# [Do this]
Go through the entries below and write each one out exactly.

(Stored entries)

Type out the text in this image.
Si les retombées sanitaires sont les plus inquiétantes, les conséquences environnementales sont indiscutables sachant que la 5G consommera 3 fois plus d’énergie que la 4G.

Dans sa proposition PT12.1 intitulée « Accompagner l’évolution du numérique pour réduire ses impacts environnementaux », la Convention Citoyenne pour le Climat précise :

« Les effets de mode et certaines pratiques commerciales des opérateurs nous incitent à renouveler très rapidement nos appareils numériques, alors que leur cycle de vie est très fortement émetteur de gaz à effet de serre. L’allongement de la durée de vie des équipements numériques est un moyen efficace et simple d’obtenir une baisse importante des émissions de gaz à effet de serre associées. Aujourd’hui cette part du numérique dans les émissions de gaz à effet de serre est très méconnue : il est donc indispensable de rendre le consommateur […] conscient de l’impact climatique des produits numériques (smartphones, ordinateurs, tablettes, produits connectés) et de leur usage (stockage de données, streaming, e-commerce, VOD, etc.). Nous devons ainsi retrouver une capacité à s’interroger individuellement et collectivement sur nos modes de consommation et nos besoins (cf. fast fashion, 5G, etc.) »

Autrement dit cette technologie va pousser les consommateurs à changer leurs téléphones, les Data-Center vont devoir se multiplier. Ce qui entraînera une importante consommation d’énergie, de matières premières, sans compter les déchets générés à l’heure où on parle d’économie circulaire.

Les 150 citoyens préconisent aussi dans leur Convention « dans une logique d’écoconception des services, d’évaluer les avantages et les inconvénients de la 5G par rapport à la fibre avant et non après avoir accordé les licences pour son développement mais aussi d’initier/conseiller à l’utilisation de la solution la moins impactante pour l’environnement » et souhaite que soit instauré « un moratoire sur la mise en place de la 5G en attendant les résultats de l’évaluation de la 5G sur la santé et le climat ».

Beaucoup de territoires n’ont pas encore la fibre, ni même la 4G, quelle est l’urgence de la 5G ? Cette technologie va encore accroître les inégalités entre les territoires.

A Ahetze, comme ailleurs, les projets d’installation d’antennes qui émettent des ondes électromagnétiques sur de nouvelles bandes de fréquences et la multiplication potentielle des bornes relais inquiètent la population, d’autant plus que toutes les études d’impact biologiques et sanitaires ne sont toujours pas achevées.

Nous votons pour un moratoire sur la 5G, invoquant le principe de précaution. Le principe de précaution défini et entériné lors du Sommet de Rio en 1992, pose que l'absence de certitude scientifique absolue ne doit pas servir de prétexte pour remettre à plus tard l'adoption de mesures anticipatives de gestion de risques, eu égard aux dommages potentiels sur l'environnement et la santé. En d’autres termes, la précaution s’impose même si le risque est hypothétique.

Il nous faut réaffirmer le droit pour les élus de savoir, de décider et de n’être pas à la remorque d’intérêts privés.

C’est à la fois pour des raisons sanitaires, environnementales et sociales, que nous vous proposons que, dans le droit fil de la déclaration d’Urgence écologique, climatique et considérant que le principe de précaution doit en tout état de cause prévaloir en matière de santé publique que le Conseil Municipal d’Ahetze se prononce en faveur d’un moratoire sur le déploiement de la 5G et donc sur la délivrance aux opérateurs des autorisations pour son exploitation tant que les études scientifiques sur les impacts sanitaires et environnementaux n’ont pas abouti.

# [Solution to the problem]
Type out the text in this image.
Si les retombées sanitaires sont les plus inquiétantes, les conséquences environnementales sont indiscutables sachant que la 5G consommera 3 fois plus d’énergie que la 4G.

Dans sa proposition PT12.1 intitulée « Accompagner l’évolution du numérique pour réduire ses impacts environnementaux », la Convention Citoyenne pour le Climat précise :

« Les effets de mode et certaines pratiques commerciales des opérateurs nous incitent à renouveler très rapidement nos appareils numériques, alors que leur cycle de vie est très fortement émetteur de gaz à effet de serre. L’allongement de la durée de vie des équipements numériques est un moyen efficace et simple d’obtenir une baisse importante des émissions de gaz à effet de serre associées. Aujourd’hui cette part du numérique dans les émissions de gaz à effet de serre est très méconnue : il est donc indispensable de rendre le consommateur […] conscient de l’impact climatique des produits numériques (smartphones, ordinateurs, tablettes, produits connectés) et de leur usage (stockage de données, streaming, e-commerce, VOD, etc.). Nous devons ainsi retrouver une capacité à s’interroger individuellement et collectivement sur nos modes de consommation et nos besoins (cf. fast fashion, 5G, etc.) »

Autrement dit cette technologie va pousser les consommateurs à changer leurs téléphones, les Data-Center vont devoir se multiplier. Ce qui entraînera une importante consommation d’énergie, de matières premières, sans compter les déchets générés à l’heure où on parle d’économie circulaire.

Les 150 citoyens préconisent aussi dans leur Convention « dans une logique d’écoconception des services, d’évaluer les avantages et les inconvénients de la 5G par rapport à la fibre avant et non après avoir accordé les licences pour son développement mais aussi d’initier/conseiller à l’utilisation de la solution la moins impactante pour l’environnement » et souhaite que soit instauré « un moratoire sur la mise en place de la 5G en attendant les résultats de l’évaluation de la 5G sur la santé et le climat ».

Beaucoup de territoires n’ont pas encore la fibre, ni même la 4G, quelle est l’urgence de la 5G ? Cette technologie va encore accroître les inégalités entre les territoires.

A Ahetze, comme ailleurs, les projets d’installation d’antennes qui émettent des ondes électromagnétiques sur de nouvelles bandes de fréquences et la multiplication potentielle des bornes relais inquiètent la population, d’autant plus que toutes les études d’impact biologiques et sanitaires ne sont toujours pas achevées.

Nous votons pour un moratoire sur la 5G, invoquant le principe de précaution. Le principe de précaution défini et entériné lors du Sommet de Rio en 1992, pose que l'absence de certitude scientifique absolue ne doit pas servir de prétexte pour remettre à plus tard l'adoption de mesures anticipatives de gestion de risques, eu égard aux dommages potentiels sur l'environnement et la santé. En d’autres termes, la précaution s’impose même si le risque est hypothétique.

Il nous faut réaffirmer le droit pour les élus de savoir, de décider et de n’être pas à la remorque d’intérêts privés.

C’est à la fois pour des raisons sanitaires, environnementales et sociales, que nous vous proposons que, dans le droit fil de la déclaration d’Urgence écologique, climatique et considérant que le principe de précaution doit en tout état de cause prévaloir en matière de santé publique que le Conseil Municipal d’Ahetze se prononce en faveur d’un moratoire sur le déploiement de la 5G et donc sur la délivrance aux opérateurs des autorisations pour son exploitation tant que les études scientifiques sur les impacts sanitaires et environnementaux n’ont pas abouti.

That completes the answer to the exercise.